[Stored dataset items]
----
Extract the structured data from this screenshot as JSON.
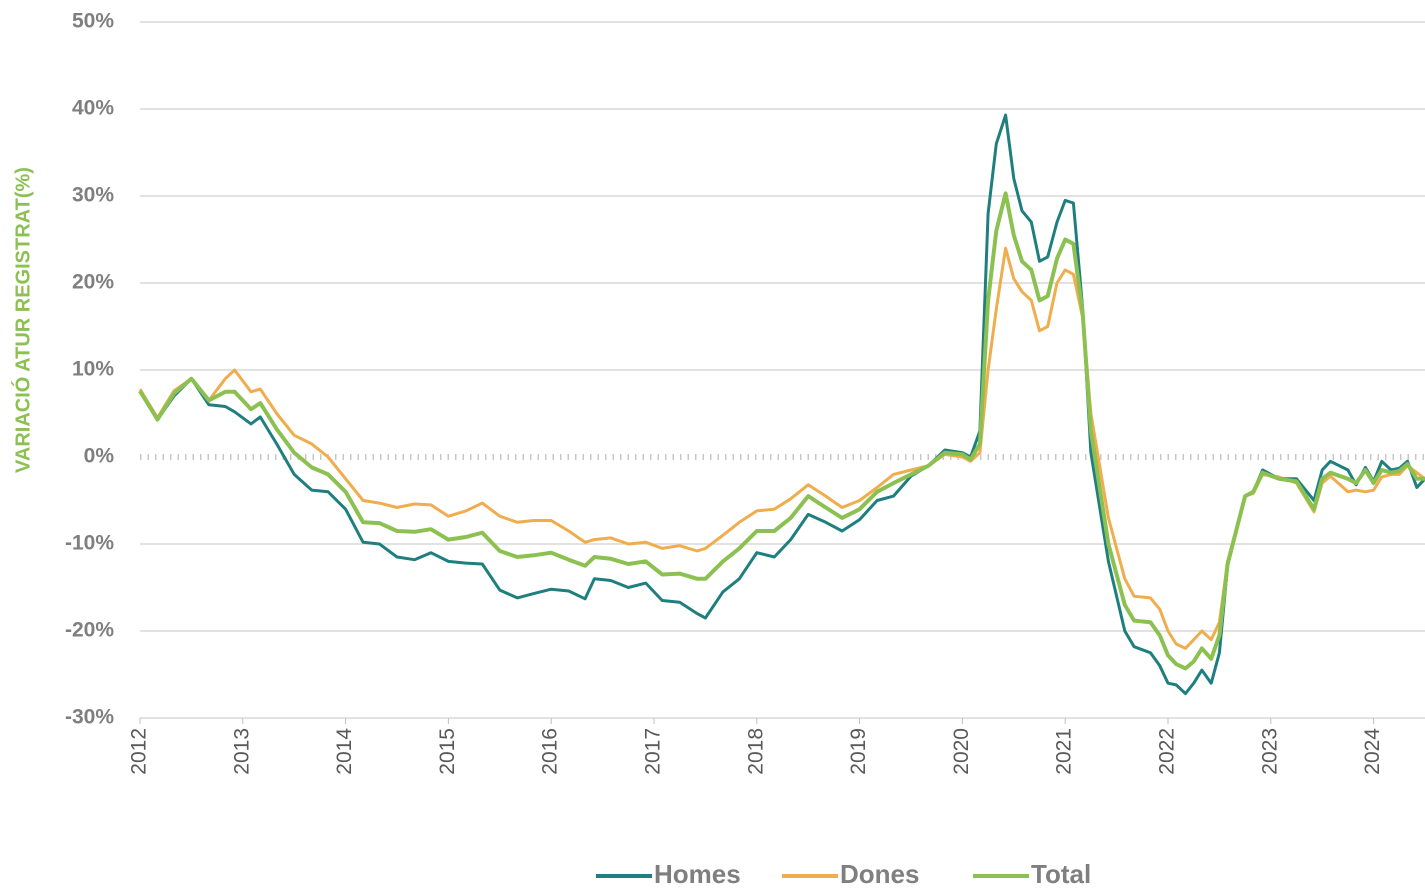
{
  "chart_data": {
    "type": "line",
    "ylabel": "VARIACIÓ ATUR REGISTRAT(%)",
    "x": [
      2012.0,
      2012.17,
      2012.33,
      2012.5,
      2012.67,
      2012.83,
      2012.92,
      2013.08,
      2013.17,
      2013.33,
      2013.5,
      2013.67,
      2013.83,
      2014.0,
      2014.17,
      2014.33,
      2014.5,
      2014.67,
      2014.83,
      2015.0,
      2015.17,
      2015.33,
      2015.5,
      2015.67,
      2015.83,
      2016.0,
      2016.17,
      2016.33,
      2016.42,
      2016.58,
      2016.75,
      2016.92,
      2017.08,
      2017.25,
      2017.42,
      2017.5,
      2017.67,
      2017.83,
      2018.0,
      2018.17,
      2018.33,
      2018.5,
      2018.67,
      2018.83,
      2019.0,
      2019.17,
      2019.33,
      2019.5,
      2019.67,
      2019.83,
      2020.0,
      2020.08,
      2020.17,
      2020.25,
      2020.33,
      2020.42,
      2020.5,
      2020.58,
      2020.67,
      2020.75,
      2020.83,
      2020.92,
      2021.0,
      2021.08,
      2021.17,
      2021.25,
      2021.42,
      2021.58,
      2021.67,
      2021.83,
      2021.92,
      2022.0,
      2022.08,
      2022.17,
      2022.25,
      2022.33,
      2022.42,
      2022.5,
      2022.58,
      2022.75,
      2022.83,
      2022.92,
      2023.08,
      2023.25,
      2023.42,
      2023.5,
      2023.58,
      2023.75,
      2023.83,
      2023.92,
      2024.0,
      2024.08,
      2024.17,
      2024.25,
      2024.33,
      2024.42,
      2024.5
    ],
    "series": [
      {
        "name": "Homes",
        "color": "#1f7f7f",
        "values": [
          7.5,
          4.3,
          7.0,
          9.0,
          6.0,
          5.8,
          5.2,
          3.8,
          4.6,
          1.5,
          -2.0,
          -3.8,
          -4.0,
          -6.0,
          -9.8,
          -10.0,
          -11.5,
          -11.8,
          -11.0,
          -12.0,
          -12.2,
          -12.3,
          -15.3,
          -16.2,
          -15.7,
          -15.2,
          -15.4,
          -16.3,
          -14.0,
          -14.2,
          -15.0,
          -14.5,
          -16.5,
          -16.7,
          -18.0,
          -18.5,
          -15.5,
          -14.0,
          -11.0,
          -11.5,
          -9.5,
          -6.6,
          -7.5,
          -8.5,
          -7.2,
          -5.0,
          -4.5,
          -2.2,
          -1.0,
          0.8,
          0.5,
          0.0,
          3.0,
          28.0,
          36.0,
          39.3,
          32.0,
          28.3,
          27.0,
          22.5,
          23.0,
          27.0,
          29.5,
          29.2,
          17.0,
          0.5,
          -12.0,
          -20.0,
          -21.8,
          -22.5,
          -24.0,
          -26.0,
          -26.2,
          -27.2,
          -26.0,
          -24.5,
          -26.0,
          -22.5,
          -12.5,
          -4.5,
          -4.0,
          -1.5,
          -2.5,
          -2.5,
          -5.0,
          -1.5,
          -0.5,
          -1.5,
          -3.2,
          -1.2,
          -2.8,
          -0.5,
          -1.5,
          -1.3,
          -0.5,
          -3.5,
          -2.5
        ]
      },
      {
        "name": "Dones",
        "color": "#f0ad4e",
        "values": [
          7.8,
          4.5,
          7.6,
          9.0,
          6.5,
          9.0,
          10.0,
          7.5,
          7.8,
          5.0,
          2.5,
          1.5,
          0.0,
          -2.5,
          -5.0,
          -5.3,
          -5.8,
          -5.4,
          -5.5,
          -6.8,
          -6.2,
          -5.3,
          -6.8,
          -7.5,
          -7.3,
          -7.3,
          -8.5,
          -9.8,
          -9.5,
          -9.3,
          -10.0,
          -9.8,
          -10.5,
          -10.2,
          -10.8,
          -10.5,
          -9.0,
          -7.5,
          -6.2,
          -6.0,
          -4.8,
          -3.2,
          -4.5,
          -5.8,
          -5.0,
          -3.5,
          -2.0,
          -1.5,
          -1.0,
          0.3,
          0.0,
          -0.5,
          0.5,
          10.0,
          17.0,
          24.0,
          20.5,
          19.0,
          18.0,
          14.5,
          15.0,
          20.0,
          21.5,
          21.0,
          16.0,
          5.0,
          -7.0,
          -14.0,
          -16.0,
          -16.2,
          -17.5,
          -20.0,
          -21.5,
          -22.0,
          -21.0,
          -20.0,
          -21.0,
          -19.0,
          -12.0,
          -4.5,
          -4.2,
          -2.0,
          -2.3,
          -3.0,
          -6.3,
          -3.0,
          -2.2,
          -4.0,
          -3.8,
          -4.0,
          -3.8,
          -2.3,
          -2.0,
          -2.0,
          -1.0,
          -1.8,
          -2.5
        ]
      },
      {
        "name": "Total",
        "color": "#8cc152",
        "values": [
          7.6,
          4.3,
          7.3,
          9.0,
          6.5,
          7.5,
          7.5,
          5.5,
          6.2,
          3.2,
          0.5,
          -1.2,
          -2.0,
          -4.0,
          -7.5,
          -7.6,
          -8.5,
          -8.6,
          -8.3,
          -9.5,
          -9.2,
          -8.7,
          -10.8,
          -11.5,
          -11.3,
          -11.0,
          -11.8,
          -12.5,
          -11.5,
          -11.7,
          -12.3,
          -12.0,
          -13.5,
          -13.4,
          -14.0,
          -14.0,
          -12.0,
          -10.5,
          -8.5,
          -8.5,
          -7.0,
          -4.5,
          -5.8,
          -7.0,
          -6.0,
          -4.0,
          -3.0,
          -2.0,
          -1.0,
          0.5,
          0.3,
          -0.3,
          1.5,
          18.0,
          26.0,
          30.3,
          25.5,
          22.5,
          21.5,
          18.0,
          18.5,
          22.8,
          25.0,
          24.5,
          16.5,
          3.0,
          -10.0,
          -17.0,
          -18.8,
          -19.0,
          -20.5,
          -22.8,
          -23.8,
          -24.3,
          -23.5,
          -22.0,
          -23.2,
          -20.5,
          -12.3,
          -4.5,
          -4.0,
          -1.8,
          -2.5,
          -2.8,
          -6.0,
          -2.5,
          -1.8,
          -2.5,
          -3.0,
          -1.5,
          -3.0,
          -1.5,
          -1.8,
          -1.6,
          -0.8,
          -2.5,
          -2.5
        ]
      }
    ],
    "xlim": [
      2012,
      2024.5
    ],
    "xticks": [
      2012,
      2013,
      2014,
      2015,
      2016,
      2017,
      2018,
      2019,
      2020,
      2021,
      2022,
      2023,
      2024
    ],
    "ylim": [
      -30,
      50
    ],
    "yticks": [
      {
        "value": -30,
        "label": "-30%"
      },
      {
        "value": -20,
        "label": "-20%"
      },
      {
        "value": -10,
        "label": "-10%"
      },
      {
        "value": 0,
        "label": "0%"
      },
      {
        "value": 10,
        "label": "10%"
      },
      {
        "value": 20,
        "label": "20%"
      },
      {
        "value": 30,
        "label": "30%"
      },
      {
        "value": 40,
        "label": "40%"
      },
      {
        "value": 50,
        "label": "50%"
      }
    ],
    "grid": true,
    "legend": "bottom"
  }
}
----
● Task to carry out:
Transcribe every record above exactly as written, leaving out any pictures.

● Completed exercise:
Extract the structured data from this screenshot as JSON.
{
  "chart_data": {
    "type": "line",
    "ylabel": "VARIACIÓ ATUR REGISTRAT(%)",
    "x": [
      2012.0,
      2012.17,
      2012.33,
      2012.5,
      2012.67,
      2012.83,
      2012.92,
      2013.08,
      2013.17,
      2013.33,
      2013.5,
      2013.67,
      2013.83,
      2014.0,
      2014.17,
      2014.33,
      2014.5,
      2014.67,
      2014.83,
      2015.0,
      2015.17,
      2015.33,
      2015.5,
      2015.67,
      2015.83,
      2016.0,
      2016.17,
      2016.33,
      2016.42,
      2016.58,
      2016.75,
      2016.92,
      2017.08,
      2017.25,
      2017.42,
      2017.5,
      2017.67,
      2017.83,
      2018.0,
      2018.17,
      2018.33,
      2018.5,
      2018.67,
      2018.83,
      2019.0,
      2019.17,
      2019.33,
      2019.5,
      2019.67,
      2019.83,
      2020.0,
      2020.08,
      2020.17,
      2020.25,
      2020.33,
      2020.42,
      2020.5,
      2020.58,
      2020.67,
      2020.75,
      2020.83,
      2020.92,
      2021.0,
      2021.08,
      2021.17,
      2021.25,
      2021.42,
      2021.58,
      2021.67,
      2021.83,
      2021.92,
      2022.0,
      2022.08,
      2022.17,
      2022.25,
      2022.33,
      2022.42,
      2022.5,
      2022.58,
      2022.75,
      2022.83,
      2022.92,
      2023.08,
      2023.25,
      2023.42,
      2023.5,
      2023.58,
      2023.75,
      2023.83,
      2023.92,
      2024.0,
      2024.08,
      2024.17,
      2024.25,
      2024.33,
      2024.42,
      2024.5
    ],
    "series": [
      {
        "name": "Homes",
        "color": "#1f7f7f",
        "values": [
          7.5,
          4.3,
          7.0,
          9.0,
          6.0,
          5.8,
          5.2,
          3.8,
          4.6,
          1.5,
          -2.0,
          -3.8,
          -4.0,
          -6.0,
          -9.8,
          -10.0,
          -11.5,
          -11.8,
          -11.0,
          -12.0,
          -12.2,
          -12.3,
          -15.3,
          -16.2,
          -15.7,
          -15.2,
          -15.4,
          -16.3,
          -14.0,
          -14.2,
          -15.0,
          -14.5,
          -16.5,
          -16.7,
          -18.0,
          -18.5,
          -15.5,
          -14.0,
          -11.0,
          -11.5,
          -9.5,
          -6.6,
          -7.5,
          -8.5,
          -7.2,
          -5.0,
          -4.5,
          -2.2,
          -1.0,
          0.8,
          0.5,
          0.0,
          3.0,
          28.0,
          36.0,
          39.3,
          32.0,
          28.3,
          27.0,
          22.5,
          23.0,
          27.0,
          29.5,
          29.2,
          17.0,
          0.5,
          -12.0,
          -20.0,
          -21.8,
          -22.5,
          -24.0,
          -26.0,
          -26.2,
          -27.2,
          -26.0,
          -24.5,
          -26.0,
          -22.5,
          -12.5,
          -4.5,
          -4.0,
          -1.5,
          -2.5,
          -2.5,
          -5.0,
          -1.5,
          -0.5,
          -1.5,
          -3.2,
          -1.2,
          -2.8,
          -0.5,
          -1.5,
          -1.3,
          -0.5,
          -3.5,
          -2.5
        ]
      },
      {
        "name": "Dones",
        "color": "#f0ad4e",
        "values": [
          7.8,
          4.5,
          7.6,
          9.0,
          6.5,
          9.0,
          10.0,
          7.5,
          7.8,
          5.0,
          2.5,
          1.5,
          0.0,
          -2.5,
          -5.0,
          -5.3,
          -5.8,
          -5.4,
          -5.5,
          -6.8,
          -6.2,
          -5.3,
          -6.8,
          -7.5,
          -7.3,
          -7.3,
          -8.5,
          -9.8,
          -9.5,
          -9.3,
          -10.0,
          -9.8,
          -10.5,
          -10.2,
          -10.8,
          -10.5,
          -9.0,
          -7.5,
          -6.2,
          -6.0,
          -4.8,
          -3.2,
          -4.5,
          -5.8,
          -5.0,
          -3.5,
          -2.0,
          -1.5,
          -1.0,
          0.3,
          0.0,
          -0.5,
          0.5,
          10.0,
          17.0,
          24.0,
          20.5,
          19.0,
          18.0,
          14.5,
          15.0,
          20.0,
          21.5,
          21.0,
          16.0,
          5.0,
          -7.0,
          -14.0,
          -16.0,
          -16.2,
          -17.5,
          -20.0,
          -21.5,
          -22.0,
          -21.0,
          -20.0,
          -21.0,
          -19.0,
          -12.0,
          -4.5,
          -4.2,
          -2.0,
          -2.3,
          -3.0,
          -6.3,
          -3.0,
          -2.2,
          -4.0,
          -3.8,
          -4.0,
          -3.8,
          -2.3,
          -2.0,
          -2.0,
          -1.0,
          -1.8,
          -2.5
        ]
      },
      {
        "name": "Total",
        "color": "#8cc152",
        "values": [
          7.6,
          4.3,
          7.3,
          9.0,
          6.5,
          7.5,
          7.5,
          5.5,
          6.2,
          3.2,
          0.5,
          -1.2,
          -2.0,
          -4.0,
          -7.5,
          -7.6,
          -8.5,
          -8.6,
          -8.3,
          -9.5,
          -9.2,
          -8.7,
          -10.8,
          -11.5,
          -11.3,
          -11.0,
          -11.8,
          -12.5,
          -11.5,
          -11.7,
          -12.3,
          -12.0,
          -13.5,
          -13.4,
          -14.0,
          -14.0,
          -12.0,
          -10.5,
          -8.5,
          -8.5,
          -7.0,
          -4.5,
          -5.8,
          -7.0,
          -6.0,
          -4.0,
          -3.0,
          -2.0,
          -1.0,
          0.5,
          0.3,
          -0.3,
          1.5,
          18.0,
          26.0,
          30.3,
          25.5,
          22.5,
          21.5,
          18.0,
          18.5,
          22.8,
          25.0,
          24.5,
          16.5,
          3.0,
          -10.0,
          -17.0,
          -18.8,
          -19.0,
          -20.5,
          -22.8,
          -23.8,
          -24.3,
          -23.5,
          -22.0,
          -23.2,
          -20.5,
          -12.3,
          -4.5,
          -4.0,
          -1.8,
          -2.5,
          -2.8,
          -6.0,
          -2.5,
          -1.8,
          -2.5,
          -3.0,
          -1.5,
          -3.0,
          -1.5,
          -1.8,
          -1.6,
          -0.8,
          -2.5,
          -2.5
        ]
      }
    ],
    "xlim": [
      2012,
      2024.5
    ],
    "xticks": [
      2012,
      2013,
      2014,
      2015,
      2016,
      2017,
      2018,
      2019,
      2020,
      2021,
      2022,
      2023,
      2024
    ],
    "ylim": [
      -30,
      50
    ],
    "yticks": [
      {
        "value": -30,
        "label": "-30%"
      },
      {
        "value": -20,
        "label": "-20%"
      },
      {
        "value": -10,
        "label": "-10%"
      },
      {
        "value": 0,
        "label": "0%"
      },
      {
        "value": 10,
        "label": "10%"
      },
      {
        "value": 20,
        "label": "20%"
      },
      {
        "value": 30,
        "label": "30%"
      },
      {
        "value": 40,
        "label": "40%"
      },
      {
        "value": 50,
        "label": "50%"
      }
    ],
    "grid": true,
    "legend": "bottom"
  }
}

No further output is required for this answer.